STATED PROBLEM -
Restate the records below word for word.

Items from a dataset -
^^^^^^^^
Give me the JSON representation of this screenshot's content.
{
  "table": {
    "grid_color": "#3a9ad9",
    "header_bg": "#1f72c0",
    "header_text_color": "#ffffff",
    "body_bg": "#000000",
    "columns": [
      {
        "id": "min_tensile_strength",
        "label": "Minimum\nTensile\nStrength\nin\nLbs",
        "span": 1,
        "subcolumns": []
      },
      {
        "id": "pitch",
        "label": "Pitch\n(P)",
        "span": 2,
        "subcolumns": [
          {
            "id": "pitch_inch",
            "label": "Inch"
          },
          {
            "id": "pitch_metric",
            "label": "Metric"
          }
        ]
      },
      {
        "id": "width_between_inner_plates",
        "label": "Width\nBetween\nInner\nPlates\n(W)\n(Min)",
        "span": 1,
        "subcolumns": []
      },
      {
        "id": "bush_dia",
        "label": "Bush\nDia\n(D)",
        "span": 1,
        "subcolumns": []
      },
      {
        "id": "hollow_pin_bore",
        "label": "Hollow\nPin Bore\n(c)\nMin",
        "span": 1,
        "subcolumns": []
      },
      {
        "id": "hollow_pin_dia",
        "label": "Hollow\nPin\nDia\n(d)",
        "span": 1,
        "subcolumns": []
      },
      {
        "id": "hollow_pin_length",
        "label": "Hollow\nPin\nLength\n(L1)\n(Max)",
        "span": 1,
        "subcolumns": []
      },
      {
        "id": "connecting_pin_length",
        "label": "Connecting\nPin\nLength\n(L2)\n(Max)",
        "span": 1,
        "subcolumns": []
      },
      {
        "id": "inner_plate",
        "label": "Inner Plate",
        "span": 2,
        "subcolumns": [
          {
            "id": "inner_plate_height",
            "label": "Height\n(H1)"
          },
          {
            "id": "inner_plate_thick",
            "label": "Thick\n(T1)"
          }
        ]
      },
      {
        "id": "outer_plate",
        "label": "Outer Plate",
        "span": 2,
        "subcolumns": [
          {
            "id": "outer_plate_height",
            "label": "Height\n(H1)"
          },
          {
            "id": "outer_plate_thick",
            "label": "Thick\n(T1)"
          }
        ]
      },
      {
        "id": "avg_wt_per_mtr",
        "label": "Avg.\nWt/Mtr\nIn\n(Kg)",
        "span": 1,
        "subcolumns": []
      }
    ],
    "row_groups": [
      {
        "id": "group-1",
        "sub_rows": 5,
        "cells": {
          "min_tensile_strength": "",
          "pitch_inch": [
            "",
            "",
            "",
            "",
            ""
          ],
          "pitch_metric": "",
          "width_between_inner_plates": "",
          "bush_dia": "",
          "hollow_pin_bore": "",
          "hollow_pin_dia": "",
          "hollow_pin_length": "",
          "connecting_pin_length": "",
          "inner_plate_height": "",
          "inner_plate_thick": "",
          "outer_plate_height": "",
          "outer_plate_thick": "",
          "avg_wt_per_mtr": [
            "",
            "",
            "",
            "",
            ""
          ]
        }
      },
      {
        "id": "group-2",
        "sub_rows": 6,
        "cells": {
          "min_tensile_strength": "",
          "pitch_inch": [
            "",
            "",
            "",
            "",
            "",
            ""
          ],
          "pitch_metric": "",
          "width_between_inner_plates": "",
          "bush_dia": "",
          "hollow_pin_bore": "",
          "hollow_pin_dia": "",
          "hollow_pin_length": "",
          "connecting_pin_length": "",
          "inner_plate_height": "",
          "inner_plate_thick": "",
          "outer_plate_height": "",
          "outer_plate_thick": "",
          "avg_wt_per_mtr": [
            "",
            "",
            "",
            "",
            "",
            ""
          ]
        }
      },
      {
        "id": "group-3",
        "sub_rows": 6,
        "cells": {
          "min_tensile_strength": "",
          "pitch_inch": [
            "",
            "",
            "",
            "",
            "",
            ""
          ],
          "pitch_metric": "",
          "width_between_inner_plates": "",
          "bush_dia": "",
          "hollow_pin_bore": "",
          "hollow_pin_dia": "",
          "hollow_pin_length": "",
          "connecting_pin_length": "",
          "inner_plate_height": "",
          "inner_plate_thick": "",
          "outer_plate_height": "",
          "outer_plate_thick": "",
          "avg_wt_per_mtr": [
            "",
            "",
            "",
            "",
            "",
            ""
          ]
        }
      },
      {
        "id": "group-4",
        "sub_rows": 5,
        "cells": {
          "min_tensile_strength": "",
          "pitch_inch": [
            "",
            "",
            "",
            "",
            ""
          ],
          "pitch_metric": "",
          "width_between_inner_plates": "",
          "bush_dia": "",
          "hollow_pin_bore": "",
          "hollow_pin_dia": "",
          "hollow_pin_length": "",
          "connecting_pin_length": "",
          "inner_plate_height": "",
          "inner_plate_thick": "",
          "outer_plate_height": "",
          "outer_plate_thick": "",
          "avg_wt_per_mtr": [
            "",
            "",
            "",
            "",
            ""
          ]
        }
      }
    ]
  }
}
^^^^^^^^
CORRECT RESULT -
Give me the JSON representation of this screenshot's content.
{
  "table": {
    "grid_color": "#3a9ad9",
    "header_bg": "#1f72c0",
    "header_text_color": "#ffffff",
    "body_bg": "#000000",
    "columns": [
      {
        "id": "min_tensile_strength",
        "label": "Minimum\nTensile\nStrength\nin\nLbs",
        "span": 1,
        "subcolumns": []
      },
      {
        "id": "pitch",
        "label": "Pitch\n(P)",
        "span": 2,
        "subcolumns": [
          {
            "id": "pitch_inch",
            "label": "Inch"
          },
          {
            "id": "pitch_metric",
            "label": "Metric"
          }
        ]
      },
      {
        "id": "width_between_inner_plates",
        "label": "Width\nBetween\nInner\nPlates\n(W)\n(Min)",
        "span": 1,
        "subcolumns": []
      },
      {
        "id": "bush_dia",
        "label": "Bush\nDia\n(D)",
        "span": 1,
        "subcolumns": []
      },
      {
        "id": "hollow_pin_bore",
        "label": "Hollow\nPin Bore\n(c)\nMin",
        "span": 1,
        "subcolumns": []
      },
      {
        "id": "hollow_pin_dia",
        "label": "Hollow\nPin\nDia\n(d)",
        "span": 1,
        "subcolumns": []
      },
      {
        "id": "hollow_pin_length",
        "label": "Hollow\nPin\nLength\n(L1)\n(Max)",
        "span": 1,
        "subcolumns": []
      },
      {
        "id": "connecting_pin_length",
        "label": "Connecting\nPin\nLength\n(L2)\n(Max)",
        "span": 1,
        "subcolumns": []
      },
      {
        "id": "inner_plate",
        "label": "Inner Plate",
        "span": 2,
        "subcolumns": [
          {
            "id": "inner_plate_height",
            "label": "Height\n(H1)"
          },
          {
            "id": "inner_plate_thick",
            "label": "Thick\n(T1)"
          }
        ]
      },
      {
        "id": "outer_plate",
        "label": "Outer Plate",
        "span": 2,
        "subcolumns": [
          {
            "id": "outer_plate_height",
            "label": "Height\n(H1)"
          },
          {
            "id": "outer_plate_thick",
            "label": "Thick\n(T1)"
          }
        ]
      },
      {
        "id": "avg_wt_per_mtr",
        "label": "Avg.\nWt/Mtr\nIn\n(Kg)",
        "span": 1,
        "subcolumns": []
      }
    ],
    "row_groups": [
      {
        "id": "group-1",
        "sub_rows": 5,
        "cells": {
          "min_tensile_strength": "",
          "pitch_inch": [
            "",
            "",
            "",
            "",
            ""
          ],
          "pitch_metric": "",
          "width_between_inner_plates": "",
          "bush_dia": "",
          "hollow_pin_bore": "",
          "hollow_pin_dia": "",
          "hollow_pin_length": "",
          "connecting_pin_length": "",
          "inner_plate_height": "",
          "inner_plate_thick": "",
          "outer_plate_height": "",
          "outer_plate_thick": "",
          "avg_wt_per_mtr": [
            "",
            "",
            "",
            "",
            ""
          ]
        }
      },
      {
        "id": "group-2",
        "sub_rows": 6,
        "cells": {
          "min_tensile_strength": "",
          "pitch_inch": [
            "",
            "",
            "",
            "",
            "",
            ""
          ],
          "pitch_metric": "",
          "width_between_inner_plates": "",
          "bush_dia": "",
          "hollow_pin_bore": "",
          "hollow_pin_dia": "",
          "hollow_pin_length": "",
          "connecting_pin_length": "",
          "inner_plate_height": "",
          "inner_plate_thick": "",
          "outer_plate_height": "",
          "outer_plate_thick": "",
          "avg_wt_per_mtr": [
            "",
            "",
            "",
            "",
            "",
            ""
          ]
        }
      },
      {
        "id": "group-3",
        "sub_rows": 6,
        "cells": {
          "min_tensile_strength": "",
          "pitch_inch": [
            "",
            "",
            "",
            "",
            "",
            ""
          ],
          "pitch_metric": "",
          "width_between_inner_plates": "",
          "bush_dia": "",
          "hollow_pin_bore": "",
          "hollow_pin_dia": "",
          "hollow_pin_length": "",
          "connecting_pin_length": "",
          "inner_plate_height": "",
          "inner_plate_thick": "",
          "outer_plate_height": "",
          "outer_plate_thick": "",
          "avg_wt_per_mtr": [
            "",
            "",
            "",
            "",
            "",
            ""
          ]
        }
      },
      {
        "id": "group-4",
        "sub_rows": 5,
        "cells": {
          "min_tensile_strength": "",
          "pitch_inch": [
            "",
            "",
            "",
            "",
            ""
          ],
          "pitch_metric": "",
          "width_between_inner_plates": "",
          "bush_dia": "",
          "hollow_pin_bore": "",
          "hollow_pin_dia": "",
          "hollow_pin_length": "",
          "connecting_pin_length": "",
          "inner_plate_height": "",
          "inner_plate_thick": "",
          "outer_plate_height": "",
          "outer_plate_thick": "",
          "avg_wt_per_mtr": [
            "",
            "",
            "",
            "",
            ""
          ]
        }
      }
    ]
  }
}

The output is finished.